### What to produce
Here are some records; copy every line that holds the word "Faculdade".

### Available records
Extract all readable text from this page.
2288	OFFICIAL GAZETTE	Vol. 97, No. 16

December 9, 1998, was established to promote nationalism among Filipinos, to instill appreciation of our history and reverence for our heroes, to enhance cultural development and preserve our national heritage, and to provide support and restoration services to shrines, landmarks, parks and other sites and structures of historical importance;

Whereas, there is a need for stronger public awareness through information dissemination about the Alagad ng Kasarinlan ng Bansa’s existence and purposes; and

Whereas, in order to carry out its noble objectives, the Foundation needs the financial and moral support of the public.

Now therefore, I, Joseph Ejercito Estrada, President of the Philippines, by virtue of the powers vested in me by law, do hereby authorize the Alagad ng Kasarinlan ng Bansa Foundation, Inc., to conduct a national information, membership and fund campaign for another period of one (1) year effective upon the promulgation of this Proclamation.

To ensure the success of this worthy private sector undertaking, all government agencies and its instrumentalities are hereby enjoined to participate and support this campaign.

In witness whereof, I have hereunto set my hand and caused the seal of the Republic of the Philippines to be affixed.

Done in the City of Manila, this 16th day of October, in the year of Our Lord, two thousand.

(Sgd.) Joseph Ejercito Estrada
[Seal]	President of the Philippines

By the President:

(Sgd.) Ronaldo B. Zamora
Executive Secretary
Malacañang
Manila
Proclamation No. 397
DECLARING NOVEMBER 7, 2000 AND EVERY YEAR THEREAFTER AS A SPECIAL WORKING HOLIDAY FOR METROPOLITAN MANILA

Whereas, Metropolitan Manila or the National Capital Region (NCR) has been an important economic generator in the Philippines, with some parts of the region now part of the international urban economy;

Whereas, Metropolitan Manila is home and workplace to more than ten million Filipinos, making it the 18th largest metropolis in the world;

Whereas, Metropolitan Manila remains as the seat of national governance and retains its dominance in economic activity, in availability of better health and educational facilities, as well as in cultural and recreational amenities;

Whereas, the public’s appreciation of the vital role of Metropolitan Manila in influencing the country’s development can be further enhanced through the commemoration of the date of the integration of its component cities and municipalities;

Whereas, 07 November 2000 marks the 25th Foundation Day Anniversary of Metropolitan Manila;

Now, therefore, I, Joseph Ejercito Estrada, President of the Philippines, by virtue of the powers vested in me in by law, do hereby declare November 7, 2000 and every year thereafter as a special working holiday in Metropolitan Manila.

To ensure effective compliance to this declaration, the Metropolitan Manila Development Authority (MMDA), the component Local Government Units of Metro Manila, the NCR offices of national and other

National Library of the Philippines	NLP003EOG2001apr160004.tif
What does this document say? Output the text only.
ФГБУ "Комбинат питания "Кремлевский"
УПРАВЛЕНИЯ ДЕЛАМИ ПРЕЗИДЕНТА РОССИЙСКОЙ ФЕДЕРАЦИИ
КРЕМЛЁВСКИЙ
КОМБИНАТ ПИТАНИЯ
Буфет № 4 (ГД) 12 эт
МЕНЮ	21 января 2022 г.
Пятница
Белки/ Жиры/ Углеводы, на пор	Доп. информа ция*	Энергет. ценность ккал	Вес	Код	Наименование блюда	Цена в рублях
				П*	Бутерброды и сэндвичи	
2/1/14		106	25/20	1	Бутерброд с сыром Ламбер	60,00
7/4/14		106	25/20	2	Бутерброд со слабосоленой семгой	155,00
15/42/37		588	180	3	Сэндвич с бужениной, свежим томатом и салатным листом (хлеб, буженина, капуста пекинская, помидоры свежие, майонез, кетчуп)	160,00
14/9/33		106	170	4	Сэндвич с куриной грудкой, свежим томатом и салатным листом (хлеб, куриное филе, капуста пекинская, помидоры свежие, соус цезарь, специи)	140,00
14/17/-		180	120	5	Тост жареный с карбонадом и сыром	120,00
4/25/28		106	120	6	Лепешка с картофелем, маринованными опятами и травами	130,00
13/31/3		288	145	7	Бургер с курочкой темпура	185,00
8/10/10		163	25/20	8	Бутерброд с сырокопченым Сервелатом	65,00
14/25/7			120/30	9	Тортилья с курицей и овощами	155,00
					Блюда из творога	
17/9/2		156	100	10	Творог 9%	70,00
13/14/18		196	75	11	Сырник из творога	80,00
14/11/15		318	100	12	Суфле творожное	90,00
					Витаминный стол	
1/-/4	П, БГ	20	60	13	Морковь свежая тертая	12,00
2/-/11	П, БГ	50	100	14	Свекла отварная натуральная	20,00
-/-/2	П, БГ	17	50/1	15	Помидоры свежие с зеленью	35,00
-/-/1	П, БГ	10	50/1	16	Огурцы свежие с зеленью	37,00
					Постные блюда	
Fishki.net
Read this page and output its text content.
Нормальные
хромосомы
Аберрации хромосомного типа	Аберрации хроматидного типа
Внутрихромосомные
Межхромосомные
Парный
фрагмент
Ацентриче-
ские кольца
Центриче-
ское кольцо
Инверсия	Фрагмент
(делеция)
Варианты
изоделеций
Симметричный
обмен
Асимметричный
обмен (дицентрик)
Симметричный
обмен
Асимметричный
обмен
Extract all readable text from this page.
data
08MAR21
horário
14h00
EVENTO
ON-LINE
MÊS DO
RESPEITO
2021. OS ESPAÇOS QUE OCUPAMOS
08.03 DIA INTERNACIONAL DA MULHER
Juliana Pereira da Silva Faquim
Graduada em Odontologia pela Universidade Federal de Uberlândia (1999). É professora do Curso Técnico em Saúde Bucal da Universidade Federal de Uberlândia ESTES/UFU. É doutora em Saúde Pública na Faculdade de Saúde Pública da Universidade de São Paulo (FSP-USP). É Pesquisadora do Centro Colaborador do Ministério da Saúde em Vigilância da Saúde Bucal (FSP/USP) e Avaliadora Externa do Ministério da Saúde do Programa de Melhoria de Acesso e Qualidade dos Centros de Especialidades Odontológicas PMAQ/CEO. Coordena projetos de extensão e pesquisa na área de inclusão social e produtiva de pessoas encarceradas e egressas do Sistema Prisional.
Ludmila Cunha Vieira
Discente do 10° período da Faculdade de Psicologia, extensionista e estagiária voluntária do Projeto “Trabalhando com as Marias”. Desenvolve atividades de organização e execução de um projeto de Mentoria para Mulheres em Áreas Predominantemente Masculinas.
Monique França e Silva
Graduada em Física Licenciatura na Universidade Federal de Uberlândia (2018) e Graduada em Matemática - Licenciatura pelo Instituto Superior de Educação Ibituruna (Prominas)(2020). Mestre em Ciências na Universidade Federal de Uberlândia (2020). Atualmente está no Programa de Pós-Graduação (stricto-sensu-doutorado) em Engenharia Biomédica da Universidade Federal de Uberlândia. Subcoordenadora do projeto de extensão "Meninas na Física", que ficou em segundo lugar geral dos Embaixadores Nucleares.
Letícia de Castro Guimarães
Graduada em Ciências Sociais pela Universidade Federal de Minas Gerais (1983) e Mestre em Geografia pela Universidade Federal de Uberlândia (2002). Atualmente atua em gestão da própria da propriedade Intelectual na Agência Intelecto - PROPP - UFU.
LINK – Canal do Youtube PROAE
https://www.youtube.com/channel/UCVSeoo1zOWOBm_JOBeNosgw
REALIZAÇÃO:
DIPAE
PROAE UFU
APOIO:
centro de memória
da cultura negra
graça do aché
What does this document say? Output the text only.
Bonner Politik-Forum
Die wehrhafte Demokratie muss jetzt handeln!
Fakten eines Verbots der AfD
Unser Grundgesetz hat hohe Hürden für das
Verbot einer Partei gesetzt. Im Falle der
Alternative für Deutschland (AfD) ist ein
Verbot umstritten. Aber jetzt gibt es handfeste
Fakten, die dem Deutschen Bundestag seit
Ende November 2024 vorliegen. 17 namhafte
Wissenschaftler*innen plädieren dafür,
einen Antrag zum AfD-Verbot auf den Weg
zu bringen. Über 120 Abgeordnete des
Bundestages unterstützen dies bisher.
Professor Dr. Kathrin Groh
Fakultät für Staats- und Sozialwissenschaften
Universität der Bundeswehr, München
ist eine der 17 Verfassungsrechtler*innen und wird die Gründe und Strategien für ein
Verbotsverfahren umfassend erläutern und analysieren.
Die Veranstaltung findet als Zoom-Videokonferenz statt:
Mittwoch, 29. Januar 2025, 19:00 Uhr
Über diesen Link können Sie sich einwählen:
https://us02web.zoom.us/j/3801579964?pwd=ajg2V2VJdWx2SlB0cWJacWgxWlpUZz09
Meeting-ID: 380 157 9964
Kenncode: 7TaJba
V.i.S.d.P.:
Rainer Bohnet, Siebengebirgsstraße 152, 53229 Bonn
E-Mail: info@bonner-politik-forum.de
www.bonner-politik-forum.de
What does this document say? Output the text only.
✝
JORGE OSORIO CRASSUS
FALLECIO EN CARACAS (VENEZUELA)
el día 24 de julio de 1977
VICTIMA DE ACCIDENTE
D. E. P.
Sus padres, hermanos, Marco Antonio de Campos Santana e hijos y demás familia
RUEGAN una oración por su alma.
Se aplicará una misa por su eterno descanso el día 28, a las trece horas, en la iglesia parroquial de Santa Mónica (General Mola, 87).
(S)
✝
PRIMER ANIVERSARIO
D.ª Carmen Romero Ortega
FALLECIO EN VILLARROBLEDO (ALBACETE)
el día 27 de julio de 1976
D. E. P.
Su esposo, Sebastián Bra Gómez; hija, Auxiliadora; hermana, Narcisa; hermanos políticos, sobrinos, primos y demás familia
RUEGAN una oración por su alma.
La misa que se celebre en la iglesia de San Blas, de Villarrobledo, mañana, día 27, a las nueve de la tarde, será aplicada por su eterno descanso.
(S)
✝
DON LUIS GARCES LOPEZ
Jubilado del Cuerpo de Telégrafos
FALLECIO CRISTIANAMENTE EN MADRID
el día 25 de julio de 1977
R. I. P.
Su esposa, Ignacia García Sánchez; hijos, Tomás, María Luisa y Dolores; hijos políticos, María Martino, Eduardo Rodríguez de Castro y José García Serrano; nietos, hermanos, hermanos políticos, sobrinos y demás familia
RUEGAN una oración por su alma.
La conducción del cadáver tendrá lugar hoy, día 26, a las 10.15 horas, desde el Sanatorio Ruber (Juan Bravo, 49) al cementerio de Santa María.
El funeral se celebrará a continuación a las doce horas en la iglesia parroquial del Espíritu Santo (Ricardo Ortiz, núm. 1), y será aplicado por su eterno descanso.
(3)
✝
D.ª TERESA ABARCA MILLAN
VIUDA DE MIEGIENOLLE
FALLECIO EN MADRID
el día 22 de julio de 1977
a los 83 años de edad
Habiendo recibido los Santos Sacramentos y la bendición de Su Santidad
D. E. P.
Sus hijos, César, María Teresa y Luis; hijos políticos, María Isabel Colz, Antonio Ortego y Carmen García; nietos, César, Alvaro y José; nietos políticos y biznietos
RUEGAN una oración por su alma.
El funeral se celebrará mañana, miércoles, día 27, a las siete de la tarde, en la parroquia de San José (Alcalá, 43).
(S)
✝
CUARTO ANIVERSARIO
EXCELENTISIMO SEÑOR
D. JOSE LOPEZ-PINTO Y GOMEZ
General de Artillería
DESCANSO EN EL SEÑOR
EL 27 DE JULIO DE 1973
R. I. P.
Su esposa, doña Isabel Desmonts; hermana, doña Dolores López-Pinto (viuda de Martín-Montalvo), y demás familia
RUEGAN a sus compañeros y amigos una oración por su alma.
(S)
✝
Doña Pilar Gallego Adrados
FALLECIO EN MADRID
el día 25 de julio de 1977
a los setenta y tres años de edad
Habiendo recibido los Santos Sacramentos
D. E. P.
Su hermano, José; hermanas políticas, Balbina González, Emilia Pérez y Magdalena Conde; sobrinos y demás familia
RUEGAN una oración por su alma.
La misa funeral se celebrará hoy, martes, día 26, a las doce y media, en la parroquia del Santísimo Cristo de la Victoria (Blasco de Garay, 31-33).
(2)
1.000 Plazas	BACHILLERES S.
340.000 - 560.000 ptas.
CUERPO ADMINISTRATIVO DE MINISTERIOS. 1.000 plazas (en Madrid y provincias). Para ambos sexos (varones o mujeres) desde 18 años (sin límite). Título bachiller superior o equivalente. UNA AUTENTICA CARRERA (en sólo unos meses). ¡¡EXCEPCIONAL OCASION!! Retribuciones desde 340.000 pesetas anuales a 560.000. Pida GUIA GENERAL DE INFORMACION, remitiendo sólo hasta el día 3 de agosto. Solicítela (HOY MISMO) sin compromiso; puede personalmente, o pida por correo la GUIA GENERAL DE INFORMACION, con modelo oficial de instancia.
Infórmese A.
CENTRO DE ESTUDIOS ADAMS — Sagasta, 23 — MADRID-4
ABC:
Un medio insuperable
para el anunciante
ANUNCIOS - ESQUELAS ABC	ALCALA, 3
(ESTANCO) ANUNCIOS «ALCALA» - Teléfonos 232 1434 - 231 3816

### Written reply
Graduada em Odontologia pela Universidade Federal de Uberlândia (1999). É professora do Curso Técnico em Saúde Bucal da Universidade Federal de Uberlândia ESTES/UFU. É doutora em Saúde Pública na Faculdade de Saúde Pública da Universidade de São Paulo (FSP-USP). É Pesquisadora do Centro Colaborador do Ministério da Saúde em Vigilância da Saúde Bucal (FSP/USP) e Avaliadora Externa do Ministério da Saúde do Programa de Melhoria de Acesso e Qualidade dos Centros de Especialidades Odontológicas PMAQ/CEO. Coordena projetos de extensão e pesquisa na área de inclusão social e produtiva de pessoas encarceradas e egressas do Sistema Prisional.
Discente do 10° período da Faculdade de Psicologia, extensionista e estagiária voluntária do Projeto “Trabalhando com as Marias”. Desenvolve atividades de organização e execução de um projeto de Mentoria para Mulheres em Áreas Predominantemente Masculinas.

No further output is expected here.